··· Dataset content

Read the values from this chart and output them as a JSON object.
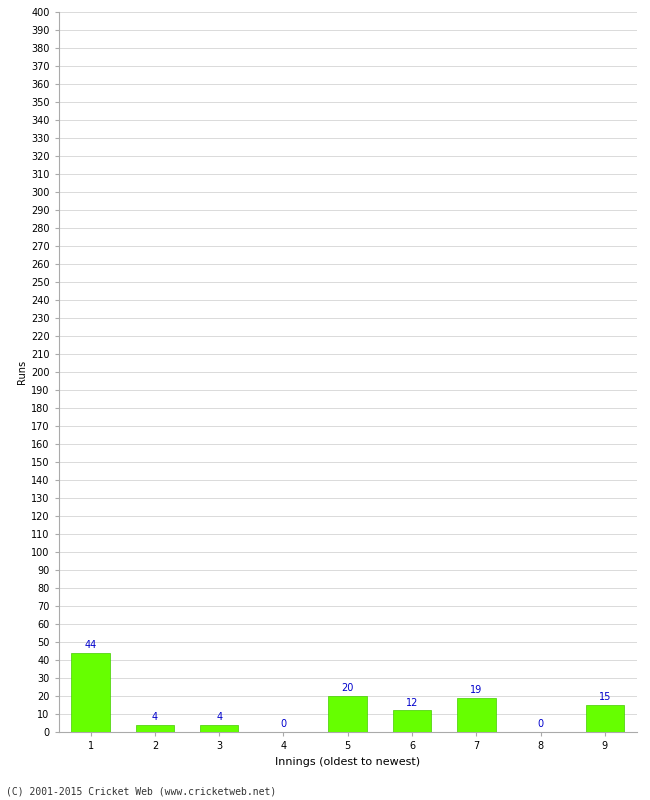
{
  "xlabel": "Innings (oldest to newest)",
  "ylabel": "Runs",
  "categories": [
    1,
    2,
    3,
    4,
    5,
    6,
    7,
    8,
    9
  ],
  "values": [
    44,
    4,
    4,
    0,
    20,
    12,
    19,
    0,
    15
  ],
  "bar_color": "#66ff00",
  "bar_edge_color": "#44cc00",
  "label_color": "#0000cc",
  "ylim": [
    0,
    400
  ],
  "ytick_step": 10,
  "background_color": "#ffffff",
  "grid_color": "#cccccc",
  "footer": "(C) 2001-2015 Cricket Web (www.cricketweb.net)",
  "label_fontsize": 7,
  "tick_fontsize": 7,
  "ylabel_fontsize": 7,
  "xlabel_fontsize": 8,
  "footer_fontsize": 7
}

······

# [Problem to work on]
Print out the lines exactly, skipping any picture.

# [Problem solution]
Read the values from this chart and output them as a JSON object.
{
  "xlabel": "Innings (oldest to newest)",
  "ylabel": "Runs",
  "categories": [
    1,
    2,
    3,
    4,
    5,
    6,
    7,
    8,
    9
  ],
  "values": [
    44,
    4,
    4,
    0,
    20,
    12,
    19,
    0,
    15
  ],
  "bar_color": "#66ff00",
  "bar_edge_color": "#44cc00",
  "label_color": "#0000cc",
  "ylim": [
    0,
    400
  ],
  "ytick_step": 10,
  "background_color": "#ffffff",
  "grid_color": "#cccccc",
  "footer": "(C) 2001-2015 Cricket Web (www.cricketweb.net)",
  "label_fontsize": 7,
  "tick_fontsize": 7,
  "ylabel_fontsize": 7,
  "xlabel_fontsize": 8,
  "footer_fontsize": 7
}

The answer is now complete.